------ Provided data
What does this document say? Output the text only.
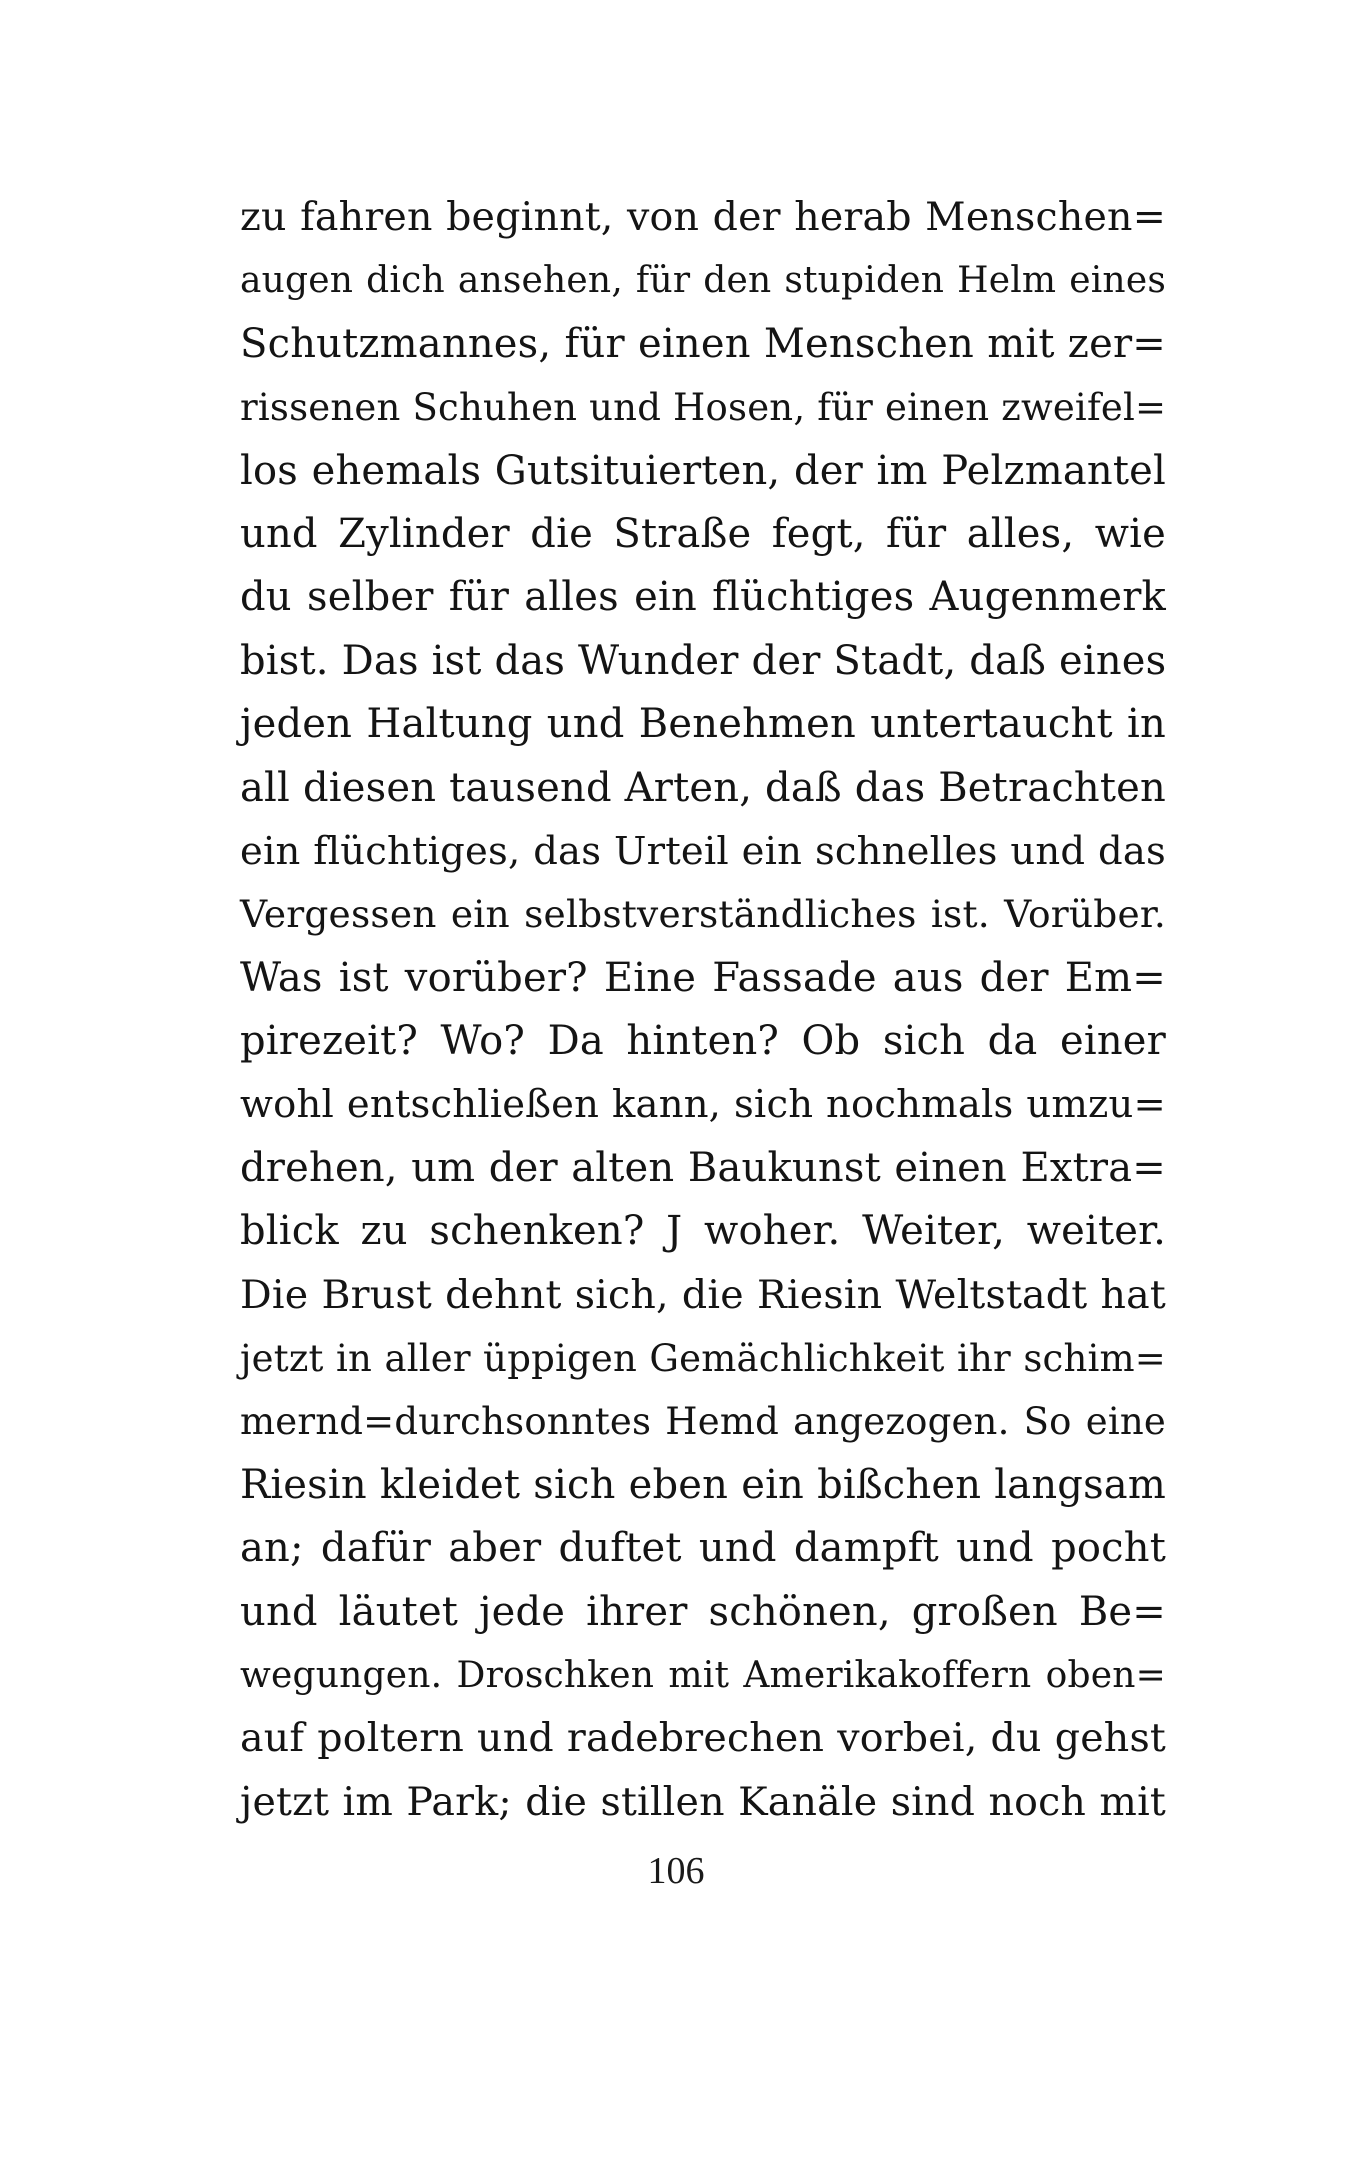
zu fahren beginnt, von der herab Menschen=
augen dich ansehen, für den stupiden Helm eines
Schutzmannes, für einen Menschen mit zer=
rissenen Schuhen und Hosen, für einen zweifel=
los ehemals Gutsituierten, der im Pelzmantel
und Zylinder die Straße fegt, für alles, wie
du selber für alles ein flüchtiges Augenmerk
bist. Das ist das Wunder der Stadt, daß eines
jeden Haltung und Benehmen untertaucht in
all diesen tausend Arten, daß das Betrachten
ein flüchtiges, das Urteil ein schnelles und das
Vergessen ein selbstverständliches ist. Vorüber.
Was ist vorüber? Eine Fassade aus der Em=
pirezeit? Wo? Da hinten? Ob sich da einer
wohl entschließen kann, sich nochmals umzu=
drehen, um der alten Baukunst einen Extra=
blick zu schenken? J woher. Weiter, weiter.
Die Brust dehnt sich, die Riesin Weltstadt hat
jetzt in aller üppigen Gemächlichkeit ihr schim=
mernd=durchsonntes Hemd angezogen. So eine
Riesin kleidet sich eben ein bißchen langsam
an; dafür aber duftet und dampft und pocht
und läutet jede ihrer schönen, großen Be=
wegungen. Droschken mit Amerikakoffern oben=
auf poltern und radebrechen vorbei, du gehst
jetzt im Park; die stillen Kanäle sind noch mit
106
------------
Task brief. Check each line above for "eines" and return the ones that have it.

The answer.
augen dich ansehen, für den stupiden Helm eines
bist. Das ist das Wunder der Stadt, daß eines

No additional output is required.